Task details
In the lines from the first one through the line containing "177, 188, 191]", change every "candle-body" to "bar-body". Write out only those lines with nothing else altered.
### Dataset records ###
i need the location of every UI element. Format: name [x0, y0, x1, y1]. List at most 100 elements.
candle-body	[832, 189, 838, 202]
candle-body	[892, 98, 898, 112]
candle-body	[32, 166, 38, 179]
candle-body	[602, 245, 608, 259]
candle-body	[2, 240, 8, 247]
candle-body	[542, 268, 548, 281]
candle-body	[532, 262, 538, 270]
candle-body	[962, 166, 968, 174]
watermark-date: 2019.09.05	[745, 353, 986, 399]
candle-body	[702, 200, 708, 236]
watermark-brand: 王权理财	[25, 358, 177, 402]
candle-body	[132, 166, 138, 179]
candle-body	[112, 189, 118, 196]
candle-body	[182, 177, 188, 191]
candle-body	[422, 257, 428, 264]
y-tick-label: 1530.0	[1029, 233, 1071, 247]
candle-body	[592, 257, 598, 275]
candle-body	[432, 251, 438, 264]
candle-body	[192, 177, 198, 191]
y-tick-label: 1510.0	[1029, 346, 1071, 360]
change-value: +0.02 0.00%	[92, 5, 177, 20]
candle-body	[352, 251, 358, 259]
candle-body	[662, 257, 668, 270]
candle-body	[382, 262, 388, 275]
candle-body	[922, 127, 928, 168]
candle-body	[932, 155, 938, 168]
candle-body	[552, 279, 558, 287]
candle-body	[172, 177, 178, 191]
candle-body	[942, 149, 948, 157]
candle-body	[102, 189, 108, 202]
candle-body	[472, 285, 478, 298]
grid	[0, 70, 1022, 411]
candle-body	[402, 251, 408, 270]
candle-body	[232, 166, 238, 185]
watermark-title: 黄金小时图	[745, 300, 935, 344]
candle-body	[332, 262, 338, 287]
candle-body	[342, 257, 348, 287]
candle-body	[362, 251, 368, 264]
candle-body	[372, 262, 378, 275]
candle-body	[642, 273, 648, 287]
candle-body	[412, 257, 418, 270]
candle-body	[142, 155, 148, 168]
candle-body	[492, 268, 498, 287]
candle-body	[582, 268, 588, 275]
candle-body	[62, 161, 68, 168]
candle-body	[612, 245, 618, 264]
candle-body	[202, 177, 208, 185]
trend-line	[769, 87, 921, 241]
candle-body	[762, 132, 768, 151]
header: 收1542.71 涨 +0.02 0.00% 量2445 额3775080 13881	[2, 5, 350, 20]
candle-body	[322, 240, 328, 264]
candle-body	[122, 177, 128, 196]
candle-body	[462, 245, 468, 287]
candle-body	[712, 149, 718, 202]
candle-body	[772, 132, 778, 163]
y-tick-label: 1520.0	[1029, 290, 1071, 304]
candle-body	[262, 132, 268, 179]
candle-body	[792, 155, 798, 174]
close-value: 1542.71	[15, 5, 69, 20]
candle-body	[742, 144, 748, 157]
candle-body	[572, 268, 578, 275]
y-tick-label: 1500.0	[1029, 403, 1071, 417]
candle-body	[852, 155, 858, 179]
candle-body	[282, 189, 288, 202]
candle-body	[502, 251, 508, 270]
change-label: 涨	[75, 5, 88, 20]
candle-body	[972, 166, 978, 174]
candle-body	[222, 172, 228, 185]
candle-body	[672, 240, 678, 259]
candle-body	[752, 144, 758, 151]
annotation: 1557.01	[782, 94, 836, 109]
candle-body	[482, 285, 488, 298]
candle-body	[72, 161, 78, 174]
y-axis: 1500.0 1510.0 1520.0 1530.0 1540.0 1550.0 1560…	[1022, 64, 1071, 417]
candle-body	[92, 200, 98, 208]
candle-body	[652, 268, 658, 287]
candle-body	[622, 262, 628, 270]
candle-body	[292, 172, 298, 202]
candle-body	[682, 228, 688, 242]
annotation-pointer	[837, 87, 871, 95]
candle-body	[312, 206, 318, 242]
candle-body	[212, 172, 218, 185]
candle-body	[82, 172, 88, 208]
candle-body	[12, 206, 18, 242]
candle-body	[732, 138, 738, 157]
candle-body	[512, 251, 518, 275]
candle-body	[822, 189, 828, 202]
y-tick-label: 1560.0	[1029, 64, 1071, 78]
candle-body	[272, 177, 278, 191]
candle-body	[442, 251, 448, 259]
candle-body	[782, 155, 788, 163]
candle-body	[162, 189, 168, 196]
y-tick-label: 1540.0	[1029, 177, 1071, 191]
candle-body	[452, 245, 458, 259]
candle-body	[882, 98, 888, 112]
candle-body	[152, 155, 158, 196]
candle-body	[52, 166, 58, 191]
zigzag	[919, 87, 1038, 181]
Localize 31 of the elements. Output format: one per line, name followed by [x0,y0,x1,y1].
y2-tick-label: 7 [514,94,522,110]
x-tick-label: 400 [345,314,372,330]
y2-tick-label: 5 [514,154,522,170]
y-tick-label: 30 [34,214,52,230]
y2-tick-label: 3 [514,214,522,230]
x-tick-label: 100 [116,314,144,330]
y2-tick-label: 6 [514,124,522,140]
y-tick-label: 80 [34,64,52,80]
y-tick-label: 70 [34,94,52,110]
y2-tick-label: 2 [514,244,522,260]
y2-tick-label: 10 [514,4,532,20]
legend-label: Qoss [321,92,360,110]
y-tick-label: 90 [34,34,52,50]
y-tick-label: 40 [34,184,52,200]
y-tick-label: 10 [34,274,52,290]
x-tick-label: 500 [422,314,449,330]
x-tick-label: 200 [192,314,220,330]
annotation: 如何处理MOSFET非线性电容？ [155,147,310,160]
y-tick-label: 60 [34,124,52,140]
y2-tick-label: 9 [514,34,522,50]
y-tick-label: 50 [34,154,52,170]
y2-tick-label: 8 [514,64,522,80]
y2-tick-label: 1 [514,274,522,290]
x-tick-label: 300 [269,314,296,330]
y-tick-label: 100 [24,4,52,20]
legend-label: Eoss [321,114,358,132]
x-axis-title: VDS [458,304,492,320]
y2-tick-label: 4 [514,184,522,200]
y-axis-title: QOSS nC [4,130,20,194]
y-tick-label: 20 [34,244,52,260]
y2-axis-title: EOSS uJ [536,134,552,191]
###
Response to the task
i need the location of every UI element. Format: name [x0, y0, x1, y1]. List at most 100 elements.
bar-body	[832, 189, 838, 202]
bar-body	[892, 98, 898, 112]
bar-body	[32, 166, 38, 179]
bar-body	[602, 245, 608, 259]
bar-body	[2, 240, 8, 247]
bar-body	[542, 268, 548, 281]
bar-body	[532, 262, 538, 270]
bar-body	[962, 166, 968, 174]
watermark-date: 2019.09.05	[745, 353, 986, 399]
bar-body	[702, 200, 708, 236]
watermark-brand: 王权理财	[25, 358, 177, 402]
bar-body	[132, 166, 138, 179]
bar-body	[112, 189, 118, 196]
bar-body	[182, 177, 188, 191]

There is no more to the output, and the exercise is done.